→ What this task involves
Quote all of the data exactly as given. Skip every picture it contains.

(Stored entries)
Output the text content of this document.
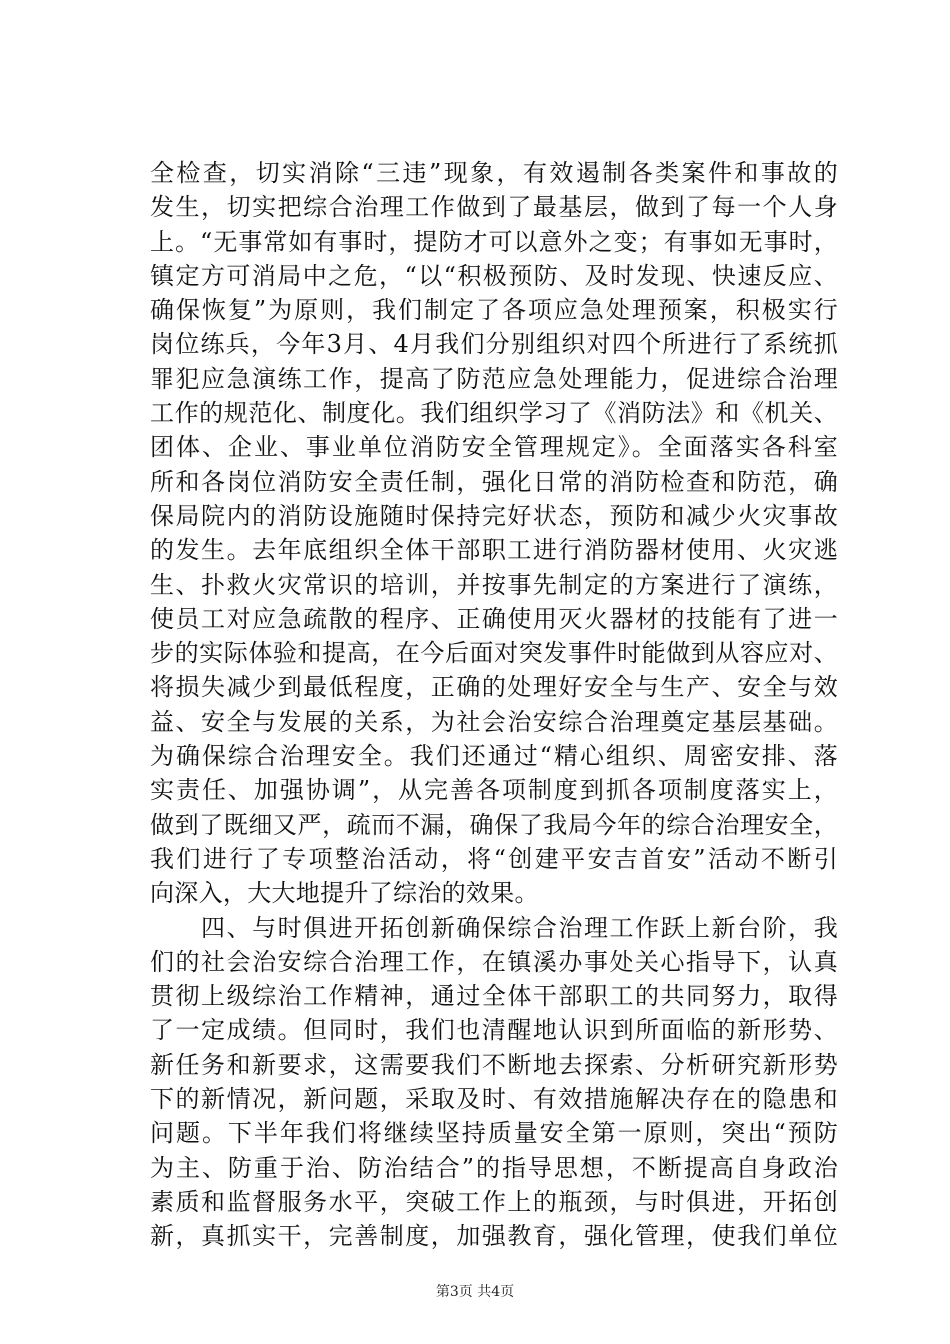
全检查，切实消除“三违”现象，有效遏制各类案件和事故的
发生，切实把综合治理工作做到了最基层，做到了每一个人身
上。“无事常如有事时，提防才可以意外之变；有事如无事时，
镇定方可消局中之危，“以“积极预防、及时发现、快速反应、
确保恢复”为原则，我们制定了各项应急处理预案，积极实行
岗位练兵，今年3月、4月我们分别组织对四个所进行了系统抓
罪犯应急演练工作，提高了防范应急处理能力，促进综合治理
工作的规范化、制度化。我们组织学习了《消防法》和《机关、
团体、企业、事业单位消防安全管理规定》。全面落实各科室
所和各岗位消防安全责任制，强化日常的消防检查和防范，确
保局院内的消防设施随时保持完好状态，预防和减少火灾事故
的发生。去年底组织全体干部职工进行消防器材使用、火灾逃
生、扑救火灾常识的培训，并按事先制定的方案进行了演练，
使员工对应急疏散的程序、正确使用灭火器材的技能有了进一
步的实际体验和提高，在今后面对突发事件时能做到从容应对、
将损失减少到最低程度，正确的处理好安全与生产、安全与效
益、安全与发展的关系，为社会治安综合治理奠定基层基础。
为确保综合治理安全。我们还通过“精心组织、周密安排、落
实责任、加强协调”，从完善各项制度到抓各项制度落实上，
做到了既细又严，疏而不漏，确保了我局今年的综合治理安全，
我们进行了专项整治活动，将“创建平安吉首安”活动不断引
向深入，大大地提升了综治的效果。
　　四、与时俱进开拓创新确保综合治理工作跃上新台阶，我
们的社会治安综合治理工作，在镇溪办事处关心指导下，认真
贯彻上级综治工作精神，通过全体干部职工的共同努力，取得
了一定成绩。但同时，我们也清醒地认识到所面临的新形势、
新任务和新要求，这需要我们不断地去探索、分析研究新形势
下的新情况，新问题，采取及时、有效措施解决存在的隐患和
问题。下半年我们将继续坚持质量安全第一原则，突出“预防
为主、防重于治、防治结合”的指导思想，不断提高自身政治
素质和监督服务水平，突破工作上的瓶颈，与时俱进，开拓创
新，真抓实干，完善制度，加强教育，强化管理，使我们单位
第3页 共4页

→ Answer to this exercise
Output the text content of this document.
全检查，切实消除“三违”现象，有效遏制各类案件和事故的
发生，切实把综合治理工作做到了最基层，做到了每一个人身
上。“无事常如有事时，提防才可以意外之变；有事如无事时，
镇定方可消局中之危，“以“积极预防、及时发现、快速反应、
确保恢复”为原则，我们制定了各项应急处理预案，积极实行
岗位练兵，今年3月、4月我们分别组织对四个所进行了系统抓
罪犯应急演练工作，提高了防范应急处理能力，促进综合治理
工作的规范化、制度化。我们组织学习了《消防法》和《机关、
团体、企业、事业单位消防安全管理规定》。全面落实各科室
所和各岗位消防安全责任制，强化日常的消防检查和防范，确
保局院内的消防设施随时保持完好状态，预防和减少火灾事故
的发生。去年底组织全体干部职工进行消防器材使用、火灾逃
生、扑救火灾常识的培训，并按事先制定的方案进行了演练，
使员工对应急疏散的程序、正确使用灭火器材的技能有了进一
步的实际体验和提高，在今后面对突发事件时能做到从容应对、
将损失减少到最低程度，正确的处理好安全与生产、安全与效
益、安全与发展的关系，为社会治安综合治理奠定基层基础。
为确保综合治理安全。我们还通过“精心组织、周密安排、落
实责任、加强协调”，从完善各项制度到抓各项制度落实上，
做到了既细又严，疏而不漏，确保了我局今年的综合治理安全，
我们进行了专项整治活动，将“创建平安吉首安”活动不断引
向深入，大大地提升了综治的效果。
　　四、与时俱进开拓创新确保综合治理工作跃上新台阶，我
们的社会治安综合治理工作，在镇溪办事处关心指导下，认真
贯彻上级综治工作精神，通过全体干部职工的共同努力，取得
了一定成绩。但同时，我们也清醒地认识到所面临的新形势、
新任务和新要求，这需要我们不断地去探索、分析研究新形势
下的新情况，新问题，采取及时、有效措施解决存在的隐患和
问题。下半年我们将继续坚持质量安全第一原则，突出“预防
为主、防重于治、防治结合”的指导思想，不断提高自身政治
素质和监督服务水平，突破工作上的瓶颈，与时俱进，开拓创
新，真抓实干，完善制度，加强教育，强化管理，使我们单位
第3页 共4页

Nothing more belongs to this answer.